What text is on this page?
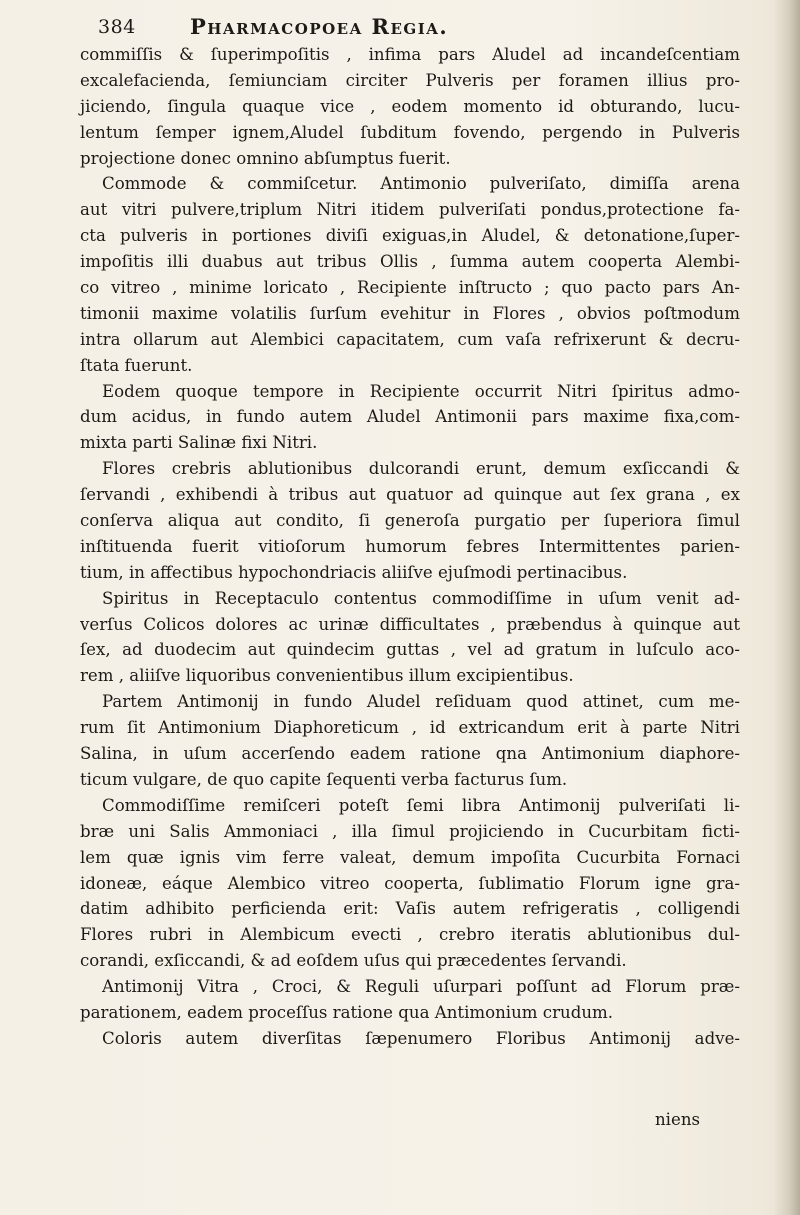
384	Pharmacopoea Regia.
commiſſis & ſuperimpoſitis , infima pars Aludel ad incandeſcentiam
excalefacienda, ſemiunciam circiter Pulveris per foramen illius pro-
jiciendo, ſingula quaque vice , eodem momento id obturando, lucu-
lentum ſemper ignem,Aludel ſubditum fovendo, pergendo in Pulveris
projectione donec omnino abſumptus fuerit.
Commode & commiſcetur. Antimonio pulveriſato, dimiſſa arena
aut vitri pulvere,triplum Nitri itidem pulveriſati pondus,protectione fa-
cta pulveris in portiones diviſi exiguas,in Aludel, & detonatione,ſuper-
impoſitis illi duabus aut tribus Ollis , ſumma autem cooperta Alembi-
co vitreo , minime loricato , Recipiente inſtructo ; quo pacto pars An-
timonii maxime volatilis ſurſum evehitur in Flores , obvios poſtmodum
intra ollarum aut Alembici capacitatem, cum vaſa refrixerunt & decru-
ſtata fuerunt.
Eodem quoque tempore in Recipiente occurrit Nitri ſpiritus admo-
dum acidus, in fundo autem Aludel Antimonii pars maxime fixa,com-
mixta parti Salinæ fixi Nitri.
Flores crebris ablutionibus dulcorandi erunt, demum exſiccandi &
ſervandi , exhibendi à tribus aut quatuor ad quinque aut ſex grana , ex
conſerva aliqua aut condito, ſi generoſa purgatio per ſuperiora ſimul
inſtituenda fuerit vitioſorum humorum febres Intermittentes parien-
tium, in affectibus hypochondriacis aliiſve ejuſmodi pertinacibus.
Spiritus in Receptaculo contentus commodiſſime in uſum venit ad-
verſus Colicos dolores ac urinæ difficultates , præbendus à quinque aut
ſex, ad duodecim aut quindecim guttas , vel ad gratum in luſculo aco-
rem , aliiſve liquoribus convenientibus illum excipientibus.
Partem Antimonij in fundo Aludel reſiduam quod attinet, cum me-
rum ſit Antimonium Diaphoreticum , id extricandum erit à parte Nitri
Salina, in uſum accerſendo eadem ratione qna Antimonium diaphore-
ticum vulgare, de quo capite ſequenti verba facturus ſum.
Commodiſſime remiſceri poteſt ſemi libra Antimonij pulveriſati li-
bræ uni Salis Ammoniaci , illa ſimul projiciendo in Cucurbitam ficti-
lem quæ ignis vim ferre valeat, demum impoſita Cucurbita Fornaci
idoneæ, eáque Alembico vitreo cooperta, ſublimatio Florum igne gra-
datim adhibito perficienda erit: Vaſis autem refrigeratis , colligendi
Flores rubri in Alembicum evecti , crebro iteratis ablutionibus dul-
corandi, exſiccandi, & ad eoſdem uſus qui præcedentes ſervandi.
Antimonij Vitra , Croci, & Reguli uſurpari poſſunt ad Florum præ-
parationem, eadem proceſſus ratione qua Antimonium crudum.
Coloris autem diverſitas ſæpenumero Floribus Antimonij adve-
niens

=-=-=-=-=

Task to complete – Copy each line of the records that contains the word "pars".

Finished task –
commiſſis & ſuperimpoſitis , infima pars Aludel ad incandeſcentiam
co vitreo , minime loricato , Recipiente inſtructo ; quo pacto pars An-
dum acidus, in fundo autem Aludel Antimonii pars maxime fixa,com-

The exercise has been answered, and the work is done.